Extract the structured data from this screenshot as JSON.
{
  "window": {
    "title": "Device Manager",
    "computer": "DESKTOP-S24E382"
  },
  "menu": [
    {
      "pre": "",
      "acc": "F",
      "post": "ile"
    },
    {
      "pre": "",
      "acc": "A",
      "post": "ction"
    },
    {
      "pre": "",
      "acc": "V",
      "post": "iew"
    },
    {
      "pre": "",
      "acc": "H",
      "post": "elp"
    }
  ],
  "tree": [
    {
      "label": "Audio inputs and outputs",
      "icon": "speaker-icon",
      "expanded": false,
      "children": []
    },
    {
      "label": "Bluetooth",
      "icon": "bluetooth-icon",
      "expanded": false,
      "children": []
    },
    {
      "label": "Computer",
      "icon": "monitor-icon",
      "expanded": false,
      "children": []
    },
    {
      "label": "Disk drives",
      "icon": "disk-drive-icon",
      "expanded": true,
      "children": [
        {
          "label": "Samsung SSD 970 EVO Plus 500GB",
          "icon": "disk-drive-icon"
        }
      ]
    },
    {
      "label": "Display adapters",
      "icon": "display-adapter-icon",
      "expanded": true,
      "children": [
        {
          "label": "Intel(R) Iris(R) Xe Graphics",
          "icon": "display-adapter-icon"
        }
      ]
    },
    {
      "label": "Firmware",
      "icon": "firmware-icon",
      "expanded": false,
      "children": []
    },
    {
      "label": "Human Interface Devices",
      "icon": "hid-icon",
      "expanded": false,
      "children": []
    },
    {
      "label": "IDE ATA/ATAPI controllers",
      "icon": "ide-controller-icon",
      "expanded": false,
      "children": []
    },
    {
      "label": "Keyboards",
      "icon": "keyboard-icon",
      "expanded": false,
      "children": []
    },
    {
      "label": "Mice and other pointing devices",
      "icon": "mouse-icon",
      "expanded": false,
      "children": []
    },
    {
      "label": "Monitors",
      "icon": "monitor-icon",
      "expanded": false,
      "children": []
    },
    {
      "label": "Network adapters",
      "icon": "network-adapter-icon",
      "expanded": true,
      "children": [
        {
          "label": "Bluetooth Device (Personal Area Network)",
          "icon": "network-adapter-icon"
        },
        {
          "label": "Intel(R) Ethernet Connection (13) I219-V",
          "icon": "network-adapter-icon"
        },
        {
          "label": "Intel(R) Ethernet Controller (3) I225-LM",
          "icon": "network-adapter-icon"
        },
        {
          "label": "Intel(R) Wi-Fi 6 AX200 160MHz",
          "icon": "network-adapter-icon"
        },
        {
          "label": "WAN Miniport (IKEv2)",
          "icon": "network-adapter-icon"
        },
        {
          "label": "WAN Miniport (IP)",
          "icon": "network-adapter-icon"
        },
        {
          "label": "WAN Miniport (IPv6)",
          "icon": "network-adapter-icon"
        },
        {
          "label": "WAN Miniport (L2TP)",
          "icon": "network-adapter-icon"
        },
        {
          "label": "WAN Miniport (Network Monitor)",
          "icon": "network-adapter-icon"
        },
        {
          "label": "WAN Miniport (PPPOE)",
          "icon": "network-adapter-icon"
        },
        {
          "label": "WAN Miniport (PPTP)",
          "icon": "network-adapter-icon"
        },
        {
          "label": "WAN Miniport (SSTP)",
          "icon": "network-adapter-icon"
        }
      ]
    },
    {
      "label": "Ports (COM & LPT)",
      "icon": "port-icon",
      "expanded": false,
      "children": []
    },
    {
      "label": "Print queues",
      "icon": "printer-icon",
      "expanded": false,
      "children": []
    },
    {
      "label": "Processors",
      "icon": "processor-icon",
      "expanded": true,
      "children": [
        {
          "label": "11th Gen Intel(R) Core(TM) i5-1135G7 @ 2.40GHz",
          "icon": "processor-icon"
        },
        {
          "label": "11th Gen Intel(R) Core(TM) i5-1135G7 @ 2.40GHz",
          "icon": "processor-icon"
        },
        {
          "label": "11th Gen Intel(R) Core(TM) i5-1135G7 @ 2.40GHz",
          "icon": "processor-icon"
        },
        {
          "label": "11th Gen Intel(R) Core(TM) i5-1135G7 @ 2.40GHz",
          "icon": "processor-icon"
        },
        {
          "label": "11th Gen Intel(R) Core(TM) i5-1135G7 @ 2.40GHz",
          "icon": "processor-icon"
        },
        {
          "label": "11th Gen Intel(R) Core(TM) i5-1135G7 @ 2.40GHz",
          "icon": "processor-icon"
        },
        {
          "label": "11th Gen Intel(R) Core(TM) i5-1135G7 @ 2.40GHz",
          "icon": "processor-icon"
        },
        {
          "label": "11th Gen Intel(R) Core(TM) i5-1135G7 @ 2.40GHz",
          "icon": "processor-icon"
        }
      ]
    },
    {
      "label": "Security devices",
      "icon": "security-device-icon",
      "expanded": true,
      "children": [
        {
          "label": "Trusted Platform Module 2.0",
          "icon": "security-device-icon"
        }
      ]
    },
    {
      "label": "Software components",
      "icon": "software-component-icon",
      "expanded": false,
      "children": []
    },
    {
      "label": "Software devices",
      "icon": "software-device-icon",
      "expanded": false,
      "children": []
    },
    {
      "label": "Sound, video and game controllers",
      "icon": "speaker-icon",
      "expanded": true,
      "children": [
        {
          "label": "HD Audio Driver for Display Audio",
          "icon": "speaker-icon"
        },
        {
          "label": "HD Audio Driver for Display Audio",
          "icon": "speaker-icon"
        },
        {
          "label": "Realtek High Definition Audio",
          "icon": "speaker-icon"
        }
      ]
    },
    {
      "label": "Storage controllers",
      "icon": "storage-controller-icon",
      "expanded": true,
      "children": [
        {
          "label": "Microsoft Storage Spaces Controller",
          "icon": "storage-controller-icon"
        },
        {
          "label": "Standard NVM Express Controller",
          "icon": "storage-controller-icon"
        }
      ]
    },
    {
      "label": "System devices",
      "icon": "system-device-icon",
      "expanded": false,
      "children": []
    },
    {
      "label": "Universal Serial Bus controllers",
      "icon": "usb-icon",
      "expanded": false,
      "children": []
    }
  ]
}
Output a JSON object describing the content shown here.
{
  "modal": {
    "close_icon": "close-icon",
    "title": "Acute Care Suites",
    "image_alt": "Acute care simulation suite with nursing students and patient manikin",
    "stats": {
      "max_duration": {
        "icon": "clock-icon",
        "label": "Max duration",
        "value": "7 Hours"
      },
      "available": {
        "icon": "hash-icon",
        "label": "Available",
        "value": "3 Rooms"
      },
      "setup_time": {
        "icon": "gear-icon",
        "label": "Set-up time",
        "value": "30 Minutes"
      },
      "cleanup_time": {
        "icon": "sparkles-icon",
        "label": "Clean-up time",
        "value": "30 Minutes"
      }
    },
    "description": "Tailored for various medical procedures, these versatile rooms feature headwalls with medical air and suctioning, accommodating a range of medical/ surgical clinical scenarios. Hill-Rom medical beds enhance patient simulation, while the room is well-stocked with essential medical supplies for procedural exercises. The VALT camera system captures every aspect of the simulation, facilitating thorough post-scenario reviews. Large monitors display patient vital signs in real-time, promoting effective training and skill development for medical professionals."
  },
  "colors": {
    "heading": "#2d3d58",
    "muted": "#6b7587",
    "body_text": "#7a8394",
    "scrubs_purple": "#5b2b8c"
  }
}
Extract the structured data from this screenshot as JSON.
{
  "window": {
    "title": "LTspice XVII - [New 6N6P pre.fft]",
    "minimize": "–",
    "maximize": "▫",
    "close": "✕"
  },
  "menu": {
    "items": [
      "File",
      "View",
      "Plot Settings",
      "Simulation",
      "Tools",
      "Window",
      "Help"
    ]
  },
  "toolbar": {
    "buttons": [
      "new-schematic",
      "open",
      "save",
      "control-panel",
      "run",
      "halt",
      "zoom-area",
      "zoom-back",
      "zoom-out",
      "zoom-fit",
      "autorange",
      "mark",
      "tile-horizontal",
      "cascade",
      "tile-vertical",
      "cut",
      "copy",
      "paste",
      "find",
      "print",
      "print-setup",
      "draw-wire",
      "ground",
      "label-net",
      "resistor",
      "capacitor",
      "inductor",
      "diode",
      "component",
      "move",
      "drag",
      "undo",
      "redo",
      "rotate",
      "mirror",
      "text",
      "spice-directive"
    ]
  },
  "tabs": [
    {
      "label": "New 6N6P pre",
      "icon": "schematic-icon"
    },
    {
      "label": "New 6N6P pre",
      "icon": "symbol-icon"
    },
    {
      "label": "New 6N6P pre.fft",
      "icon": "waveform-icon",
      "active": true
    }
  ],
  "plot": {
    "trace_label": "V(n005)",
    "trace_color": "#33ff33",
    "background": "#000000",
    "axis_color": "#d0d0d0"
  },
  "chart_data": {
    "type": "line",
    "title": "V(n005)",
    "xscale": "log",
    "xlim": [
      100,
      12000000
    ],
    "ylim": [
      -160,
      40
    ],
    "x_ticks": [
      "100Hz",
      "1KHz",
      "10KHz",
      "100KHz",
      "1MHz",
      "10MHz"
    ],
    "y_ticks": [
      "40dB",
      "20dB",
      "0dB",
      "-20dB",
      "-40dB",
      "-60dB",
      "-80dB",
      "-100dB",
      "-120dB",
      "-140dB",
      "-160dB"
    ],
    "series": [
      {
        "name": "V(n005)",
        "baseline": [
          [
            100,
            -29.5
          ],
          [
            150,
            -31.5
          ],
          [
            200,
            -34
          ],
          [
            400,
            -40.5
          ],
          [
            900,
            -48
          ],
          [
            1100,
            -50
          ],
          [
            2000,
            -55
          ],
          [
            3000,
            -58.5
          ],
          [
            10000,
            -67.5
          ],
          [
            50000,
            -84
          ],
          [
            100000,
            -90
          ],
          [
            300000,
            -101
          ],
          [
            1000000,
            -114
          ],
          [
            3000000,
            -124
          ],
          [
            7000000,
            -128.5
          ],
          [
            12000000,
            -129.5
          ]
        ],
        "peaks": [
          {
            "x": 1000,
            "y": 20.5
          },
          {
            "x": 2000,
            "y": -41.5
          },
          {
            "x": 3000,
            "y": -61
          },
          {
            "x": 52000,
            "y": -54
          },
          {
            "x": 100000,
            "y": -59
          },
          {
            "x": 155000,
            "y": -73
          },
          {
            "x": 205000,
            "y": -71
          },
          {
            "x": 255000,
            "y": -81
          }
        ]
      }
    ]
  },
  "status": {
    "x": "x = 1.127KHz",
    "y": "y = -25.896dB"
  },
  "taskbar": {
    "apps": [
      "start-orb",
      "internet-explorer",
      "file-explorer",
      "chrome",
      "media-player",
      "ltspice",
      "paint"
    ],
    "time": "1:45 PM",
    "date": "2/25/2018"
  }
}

******

GIVEN TASK:
Find the lines of the material that hold the word "controllers" and report their count alone.

TASK RESPONSE:
4